Data items
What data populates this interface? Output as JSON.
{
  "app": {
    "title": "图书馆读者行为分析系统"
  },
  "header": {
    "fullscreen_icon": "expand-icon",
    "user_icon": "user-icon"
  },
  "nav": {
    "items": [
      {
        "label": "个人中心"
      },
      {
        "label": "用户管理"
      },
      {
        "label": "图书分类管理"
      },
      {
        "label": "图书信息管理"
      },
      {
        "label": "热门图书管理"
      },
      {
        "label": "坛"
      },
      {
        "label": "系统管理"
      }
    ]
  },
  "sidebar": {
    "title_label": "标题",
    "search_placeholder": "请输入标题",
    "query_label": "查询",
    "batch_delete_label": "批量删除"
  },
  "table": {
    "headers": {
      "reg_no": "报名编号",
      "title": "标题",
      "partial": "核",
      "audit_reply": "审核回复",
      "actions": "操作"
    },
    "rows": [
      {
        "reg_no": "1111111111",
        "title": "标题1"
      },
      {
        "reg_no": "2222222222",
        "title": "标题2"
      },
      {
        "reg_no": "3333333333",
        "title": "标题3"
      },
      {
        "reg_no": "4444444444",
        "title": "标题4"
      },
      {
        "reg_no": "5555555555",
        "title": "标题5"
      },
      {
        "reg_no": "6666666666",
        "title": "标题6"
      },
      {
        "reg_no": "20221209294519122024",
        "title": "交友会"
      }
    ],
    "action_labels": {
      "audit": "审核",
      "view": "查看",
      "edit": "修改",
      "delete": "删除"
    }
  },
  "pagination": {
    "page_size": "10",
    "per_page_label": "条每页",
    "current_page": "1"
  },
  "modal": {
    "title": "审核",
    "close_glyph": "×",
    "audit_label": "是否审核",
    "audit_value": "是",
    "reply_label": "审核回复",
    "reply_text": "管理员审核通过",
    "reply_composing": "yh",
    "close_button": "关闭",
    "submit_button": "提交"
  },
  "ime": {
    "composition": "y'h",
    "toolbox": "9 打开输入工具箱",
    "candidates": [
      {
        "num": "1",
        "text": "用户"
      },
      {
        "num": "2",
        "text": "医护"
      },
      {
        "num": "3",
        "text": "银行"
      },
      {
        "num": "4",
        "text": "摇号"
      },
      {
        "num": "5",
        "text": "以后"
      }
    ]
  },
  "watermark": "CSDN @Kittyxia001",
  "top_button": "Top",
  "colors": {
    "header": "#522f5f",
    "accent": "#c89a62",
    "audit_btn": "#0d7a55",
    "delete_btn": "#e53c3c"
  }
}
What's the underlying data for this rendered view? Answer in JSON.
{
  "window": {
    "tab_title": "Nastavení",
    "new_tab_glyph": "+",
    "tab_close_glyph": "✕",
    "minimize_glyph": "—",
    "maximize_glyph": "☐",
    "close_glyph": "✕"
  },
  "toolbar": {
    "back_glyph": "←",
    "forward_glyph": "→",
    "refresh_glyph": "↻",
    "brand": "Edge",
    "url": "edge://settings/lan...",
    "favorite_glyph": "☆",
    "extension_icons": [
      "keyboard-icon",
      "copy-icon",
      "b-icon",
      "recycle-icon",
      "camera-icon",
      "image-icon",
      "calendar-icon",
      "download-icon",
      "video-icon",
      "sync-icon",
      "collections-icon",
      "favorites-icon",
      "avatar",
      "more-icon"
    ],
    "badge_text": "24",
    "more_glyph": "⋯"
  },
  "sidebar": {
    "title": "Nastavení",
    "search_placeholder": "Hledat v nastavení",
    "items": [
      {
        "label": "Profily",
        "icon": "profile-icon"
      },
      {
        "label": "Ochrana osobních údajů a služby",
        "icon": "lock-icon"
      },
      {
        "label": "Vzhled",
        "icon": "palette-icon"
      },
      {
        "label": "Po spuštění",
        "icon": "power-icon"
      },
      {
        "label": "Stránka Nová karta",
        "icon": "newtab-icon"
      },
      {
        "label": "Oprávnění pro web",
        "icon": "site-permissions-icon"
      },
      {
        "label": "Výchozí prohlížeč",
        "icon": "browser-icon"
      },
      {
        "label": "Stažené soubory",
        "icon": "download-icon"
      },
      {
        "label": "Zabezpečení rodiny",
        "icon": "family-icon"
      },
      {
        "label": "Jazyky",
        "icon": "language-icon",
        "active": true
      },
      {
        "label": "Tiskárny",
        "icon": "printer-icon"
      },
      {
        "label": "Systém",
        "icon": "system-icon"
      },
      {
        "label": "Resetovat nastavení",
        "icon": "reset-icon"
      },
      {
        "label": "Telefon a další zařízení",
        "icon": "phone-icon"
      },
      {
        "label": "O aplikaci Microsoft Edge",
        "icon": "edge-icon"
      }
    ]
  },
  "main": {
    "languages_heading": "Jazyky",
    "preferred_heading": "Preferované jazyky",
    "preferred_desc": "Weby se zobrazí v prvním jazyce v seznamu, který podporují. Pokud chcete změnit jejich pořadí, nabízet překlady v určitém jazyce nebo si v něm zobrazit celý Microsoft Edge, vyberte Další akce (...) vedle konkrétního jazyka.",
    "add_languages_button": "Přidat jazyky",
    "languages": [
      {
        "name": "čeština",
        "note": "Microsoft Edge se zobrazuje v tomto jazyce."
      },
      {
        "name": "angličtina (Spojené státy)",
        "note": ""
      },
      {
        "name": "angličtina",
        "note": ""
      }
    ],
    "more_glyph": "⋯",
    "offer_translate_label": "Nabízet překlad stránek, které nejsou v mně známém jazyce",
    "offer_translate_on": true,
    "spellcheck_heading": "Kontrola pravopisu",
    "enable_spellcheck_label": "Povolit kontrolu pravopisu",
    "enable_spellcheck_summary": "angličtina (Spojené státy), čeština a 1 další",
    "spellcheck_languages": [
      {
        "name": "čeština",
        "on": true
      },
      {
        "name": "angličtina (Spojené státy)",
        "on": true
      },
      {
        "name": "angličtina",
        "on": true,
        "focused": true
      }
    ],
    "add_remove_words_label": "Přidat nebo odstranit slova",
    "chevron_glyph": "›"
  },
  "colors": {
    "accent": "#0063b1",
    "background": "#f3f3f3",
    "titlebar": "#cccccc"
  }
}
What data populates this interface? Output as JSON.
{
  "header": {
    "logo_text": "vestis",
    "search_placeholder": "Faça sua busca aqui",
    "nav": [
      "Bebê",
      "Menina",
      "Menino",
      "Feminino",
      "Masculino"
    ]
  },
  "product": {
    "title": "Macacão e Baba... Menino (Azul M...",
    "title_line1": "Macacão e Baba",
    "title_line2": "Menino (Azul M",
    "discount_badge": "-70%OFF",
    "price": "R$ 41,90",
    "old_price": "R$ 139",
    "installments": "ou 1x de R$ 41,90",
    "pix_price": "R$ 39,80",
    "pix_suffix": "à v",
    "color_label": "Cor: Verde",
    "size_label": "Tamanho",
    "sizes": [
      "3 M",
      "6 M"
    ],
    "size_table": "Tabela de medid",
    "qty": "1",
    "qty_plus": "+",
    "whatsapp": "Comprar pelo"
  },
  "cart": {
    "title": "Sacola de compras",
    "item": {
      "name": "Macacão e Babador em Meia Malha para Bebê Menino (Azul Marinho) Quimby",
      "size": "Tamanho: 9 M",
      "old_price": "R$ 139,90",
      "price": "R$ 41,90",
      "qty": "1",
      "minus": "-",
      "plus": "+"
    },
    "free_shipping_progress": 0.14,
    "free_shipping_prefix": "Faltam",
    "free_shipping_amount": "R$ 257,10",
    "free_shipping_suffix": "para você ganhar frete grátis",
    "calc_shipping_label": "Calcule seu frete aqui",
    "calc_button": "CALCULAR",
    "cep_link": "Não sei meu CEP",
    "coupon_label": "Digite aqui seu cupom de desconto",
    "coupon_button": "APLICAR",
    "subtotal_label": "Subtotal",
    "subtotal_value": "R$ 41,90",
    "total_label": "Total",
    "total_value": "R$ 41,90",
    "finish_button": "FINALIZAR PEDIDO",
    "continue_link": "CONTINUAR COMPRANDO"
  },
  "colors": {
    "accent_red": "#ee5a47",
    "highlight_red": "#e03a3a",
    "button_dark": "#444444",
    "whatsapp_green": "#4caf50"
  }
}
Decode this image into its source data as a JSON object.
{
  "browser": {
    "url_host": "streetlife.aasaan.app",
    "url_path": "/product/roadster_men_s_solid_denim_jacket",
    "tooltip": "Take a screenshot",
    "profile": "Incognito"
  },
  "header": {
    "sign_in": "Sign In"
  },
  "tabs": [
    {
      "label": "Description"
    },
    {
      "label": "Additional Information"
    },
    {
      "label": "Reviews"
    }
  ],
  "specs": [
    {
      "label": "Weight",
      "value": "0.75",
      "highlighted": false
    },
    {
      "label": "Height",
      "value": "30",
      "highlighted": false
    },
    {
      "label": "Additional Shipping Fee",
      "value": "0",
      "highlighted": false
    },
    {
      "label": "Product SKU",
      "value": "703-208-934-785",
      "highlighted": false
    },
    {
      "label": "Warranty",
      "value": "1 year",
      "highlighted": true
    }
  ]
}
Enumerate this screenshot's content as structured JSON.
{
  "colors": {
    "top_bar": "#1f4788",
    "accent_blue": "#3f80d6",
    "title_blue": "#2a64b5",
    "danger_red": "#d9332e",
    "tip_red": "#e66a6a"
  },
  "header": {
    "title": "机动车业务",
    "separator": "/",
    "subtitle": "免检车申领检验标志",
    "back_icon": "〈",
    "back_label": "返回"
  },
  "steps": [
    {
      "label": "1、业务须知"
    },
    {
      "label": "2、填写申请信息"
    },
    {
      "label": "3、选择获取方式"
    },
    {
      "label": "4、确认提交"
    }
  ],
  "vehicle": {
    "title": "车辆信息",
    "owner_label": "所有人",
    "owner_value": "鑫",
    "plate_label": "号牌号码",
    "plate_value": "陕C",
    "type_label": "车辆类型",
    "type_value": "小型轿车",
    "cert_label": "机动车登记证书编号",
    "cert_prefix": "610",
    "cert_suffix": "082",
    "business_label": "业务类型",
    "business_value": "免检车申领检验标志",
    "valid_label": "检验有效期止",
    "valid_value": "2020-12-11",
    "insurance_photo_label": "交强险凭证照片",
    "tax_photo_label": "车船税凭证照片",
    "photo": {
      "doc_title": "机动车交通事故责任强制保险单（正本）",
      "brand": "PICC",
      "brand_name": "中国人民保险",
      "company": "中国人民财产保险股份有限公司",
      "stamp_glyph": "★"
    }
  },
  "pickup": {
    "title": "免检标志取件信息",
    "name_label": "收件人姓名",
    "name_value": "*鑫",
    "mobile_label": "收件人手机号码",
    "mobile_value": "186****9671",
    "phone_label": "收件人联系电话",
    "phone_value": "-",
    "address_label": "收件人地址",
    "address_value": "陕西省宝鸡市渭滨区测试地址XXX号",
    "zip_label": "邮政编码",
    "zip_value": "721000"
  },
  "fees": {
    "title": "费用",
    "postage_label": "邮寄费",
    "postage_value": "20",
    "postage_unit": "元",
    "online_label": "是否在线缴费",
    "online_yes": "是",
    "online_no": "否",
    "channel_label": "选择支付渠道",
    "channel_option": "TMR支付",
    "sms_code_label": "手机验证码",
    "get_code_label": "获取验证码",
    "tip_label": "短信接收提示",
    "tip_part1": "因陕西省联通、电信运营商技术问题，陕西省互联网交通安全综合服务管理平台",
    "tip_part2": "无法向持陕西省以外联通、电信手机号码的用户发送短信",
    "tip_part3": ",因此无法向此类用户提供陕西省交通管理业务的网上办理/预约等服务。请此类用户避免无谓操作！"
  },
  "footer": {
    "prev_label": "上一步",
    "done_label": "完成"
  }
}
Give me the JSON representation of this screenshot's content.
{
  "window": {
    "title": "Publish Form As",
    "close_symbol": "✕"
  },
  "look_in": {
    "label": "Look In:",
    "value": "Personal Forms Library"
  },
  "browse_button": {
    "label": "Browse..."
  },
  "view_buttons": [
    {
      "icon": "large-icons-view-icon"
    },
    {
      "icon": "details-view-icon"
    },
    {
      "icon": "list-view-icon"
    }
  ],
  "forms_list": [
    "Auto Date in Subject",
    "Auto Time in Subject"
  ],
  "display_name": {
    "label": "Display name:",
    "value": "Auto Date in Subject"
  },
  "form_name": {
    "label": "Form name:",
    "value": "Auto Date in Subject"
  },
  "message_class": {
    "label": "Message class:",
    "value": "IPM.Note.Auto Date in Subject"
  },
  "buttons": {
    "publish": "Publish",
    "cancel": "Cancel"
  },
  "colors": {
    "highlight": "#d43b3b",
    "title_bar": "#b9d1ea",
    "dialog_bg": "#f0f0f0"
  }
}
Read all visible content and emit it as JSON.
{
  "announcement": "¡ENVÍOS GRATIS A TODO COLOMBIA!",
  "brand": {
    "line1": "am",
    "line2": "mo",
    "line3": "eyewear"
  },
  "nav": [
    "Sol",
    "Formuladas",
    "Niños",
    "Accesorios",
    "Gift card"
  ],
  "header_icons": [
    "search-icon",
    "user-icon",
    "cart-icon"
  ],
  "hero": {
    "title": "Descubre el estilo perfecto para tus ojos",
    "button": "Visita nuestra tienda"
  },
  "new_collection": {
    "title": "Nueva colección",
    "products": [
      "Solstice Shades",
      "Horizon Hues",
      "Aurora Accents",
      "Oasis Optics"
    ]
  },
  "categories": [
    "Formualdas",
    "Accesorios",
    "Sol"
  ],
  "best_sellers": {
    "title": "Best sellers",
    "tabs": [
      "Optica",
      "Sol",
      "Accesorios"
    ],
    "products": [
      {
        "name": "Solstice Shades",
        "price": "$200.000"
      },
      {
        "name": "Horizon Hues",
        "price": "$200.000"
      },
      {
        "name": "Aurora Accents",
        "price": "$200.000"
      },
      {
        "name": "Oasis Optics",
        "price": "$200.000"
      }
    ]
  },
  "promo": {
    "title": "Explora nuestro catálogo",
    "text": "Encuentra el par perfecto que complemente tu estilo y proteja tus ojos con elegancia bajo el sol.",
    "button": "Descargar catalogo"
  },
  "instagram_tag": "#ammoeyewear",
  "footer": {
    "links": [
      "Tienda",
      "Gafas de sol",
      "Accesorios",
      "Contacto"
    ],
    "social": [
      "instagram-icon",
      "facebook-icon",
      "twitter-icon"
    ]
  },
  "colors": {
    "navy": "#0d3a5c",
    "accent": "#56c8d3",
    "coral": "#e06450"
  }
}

● WHAT TO DO:
Select all lines in the listing above where the word "ojos" appears, and show them.

● WRITTEN RESPONSE:
    "title": "Descubre el estilo perfecto para tus ojos",
    "text": "Encuentra el par perfecto que complemente tu estilo y proteja tus ojos con elegancia bajo el sol.",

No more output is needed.